Data for processing:
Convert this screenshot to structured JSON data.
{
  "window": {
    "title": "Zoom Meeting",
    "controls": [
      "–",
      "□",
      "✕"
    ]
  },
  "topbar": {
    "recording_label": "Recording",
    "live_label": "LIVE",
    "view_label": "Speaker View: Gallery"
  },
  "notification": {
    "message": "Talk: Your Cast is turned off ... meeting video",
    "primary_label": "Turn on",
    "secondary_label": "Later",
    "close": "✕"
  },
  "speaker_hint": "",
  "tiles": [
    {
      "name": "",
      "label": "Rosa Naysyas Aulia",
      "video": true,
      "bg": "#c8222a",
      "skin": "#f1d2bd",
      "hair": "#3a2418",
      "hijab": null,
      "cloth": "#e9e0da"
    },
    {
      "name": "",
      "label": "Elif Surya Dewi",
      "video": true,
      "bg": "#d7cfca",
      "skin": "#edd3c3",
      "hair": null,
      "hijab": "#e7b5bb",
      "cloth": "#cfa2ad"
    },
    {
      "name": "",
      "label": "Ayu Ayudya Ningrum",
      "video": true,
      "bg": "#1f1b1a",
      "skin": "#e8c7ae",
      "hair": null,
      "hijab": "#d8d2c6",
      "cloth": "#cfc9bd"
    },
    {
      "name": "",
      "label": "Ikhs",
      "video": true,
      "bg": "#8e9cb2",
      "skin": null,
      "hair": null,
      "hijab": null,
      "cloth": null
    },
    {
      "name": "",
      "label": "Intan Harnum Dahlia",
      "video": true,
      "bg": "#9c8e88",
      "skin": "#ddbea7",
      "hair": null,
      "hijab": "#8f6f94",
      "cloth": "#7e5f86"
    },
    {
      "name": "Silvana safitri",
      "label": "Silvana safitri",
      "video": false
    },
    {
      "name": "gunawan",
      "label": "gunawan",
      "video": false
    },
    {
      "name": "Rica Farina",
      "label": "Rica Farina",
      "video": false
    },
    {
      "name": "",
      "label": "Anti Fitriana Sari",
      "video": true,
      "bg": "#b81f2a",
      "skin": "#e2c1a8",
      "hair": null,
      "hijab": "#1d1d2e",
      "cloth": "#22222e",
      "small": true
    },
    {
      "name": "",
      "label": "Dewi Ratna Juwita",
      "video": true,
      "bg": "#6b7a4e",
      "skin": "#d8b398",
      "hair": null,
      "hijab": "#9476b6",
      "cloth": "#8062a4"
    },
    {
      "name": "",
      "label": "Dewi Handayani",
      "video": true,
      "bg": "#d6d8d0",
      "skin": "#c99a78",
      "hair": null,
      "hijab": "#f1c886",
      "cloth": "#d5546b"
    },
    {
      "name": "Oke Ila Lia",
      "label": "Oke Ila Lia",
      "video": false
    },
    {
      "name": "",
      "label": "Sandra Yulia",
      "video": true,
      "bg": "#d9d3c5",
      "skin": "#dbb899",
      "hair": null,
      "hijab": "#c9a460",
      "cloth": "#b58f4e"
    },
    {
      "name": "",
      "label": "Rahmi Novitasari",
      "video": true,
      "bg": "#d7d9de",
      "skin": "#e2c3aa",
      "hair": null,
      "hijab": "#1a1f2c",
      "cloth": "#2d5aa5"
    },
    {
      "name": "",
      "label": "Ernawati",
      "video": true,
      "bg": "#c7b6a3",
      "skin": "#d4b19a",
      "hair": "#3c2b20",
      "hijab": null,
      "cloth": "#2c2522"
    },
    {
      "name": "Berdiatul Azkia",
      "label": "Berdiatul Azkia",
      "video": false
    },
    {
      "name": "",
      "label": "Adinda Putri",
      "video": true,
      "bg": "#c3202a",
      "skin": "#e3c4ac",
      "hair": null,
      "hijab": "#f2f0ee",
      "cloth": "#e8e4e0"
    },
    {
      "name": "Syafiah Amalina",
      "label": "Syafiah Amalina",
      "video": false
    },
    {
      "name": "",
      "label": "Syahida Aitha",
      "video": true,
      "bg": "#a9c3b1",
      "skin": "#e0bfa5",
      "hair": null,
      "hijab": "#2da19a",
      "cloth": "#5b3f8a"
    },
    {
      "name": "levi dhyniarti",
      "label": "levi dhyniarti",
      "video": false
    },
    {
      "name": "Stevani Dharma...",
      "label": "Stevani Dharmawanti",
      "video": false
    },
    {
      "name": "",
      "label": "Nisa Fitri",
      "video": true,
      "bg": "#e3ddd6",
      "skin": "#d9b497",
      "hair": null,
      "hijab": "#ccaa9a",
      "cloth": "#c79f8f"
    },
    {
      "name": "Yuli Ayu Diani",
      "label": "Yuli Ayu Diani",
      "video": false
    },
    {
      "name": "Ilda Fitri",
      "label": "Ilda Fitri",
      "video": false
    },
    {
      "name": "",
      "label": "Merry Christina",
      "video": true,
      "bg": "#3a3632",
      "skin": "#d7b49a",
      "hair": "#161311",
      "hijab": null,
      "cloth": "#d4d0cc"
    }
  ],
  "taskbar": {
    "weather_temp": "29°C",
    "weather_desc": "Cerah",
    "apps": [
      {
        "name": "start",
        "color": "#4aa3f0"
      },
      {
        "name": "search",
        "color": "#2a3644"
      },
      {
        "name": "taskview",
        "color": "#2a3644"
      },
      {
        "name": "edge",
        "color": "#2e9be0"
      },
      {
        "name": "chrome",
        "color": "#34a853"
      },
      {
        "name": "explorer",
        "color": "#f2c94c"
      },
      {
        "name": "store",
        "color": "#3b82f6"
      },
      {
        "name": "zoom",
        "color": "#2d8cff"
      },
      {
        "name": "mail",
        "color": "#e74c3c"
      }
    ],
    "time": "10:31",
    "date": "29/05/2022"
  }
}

Written task: Count each line of the data where the word "Syafiah" appears, then reply with the total only.

Finished answer: 2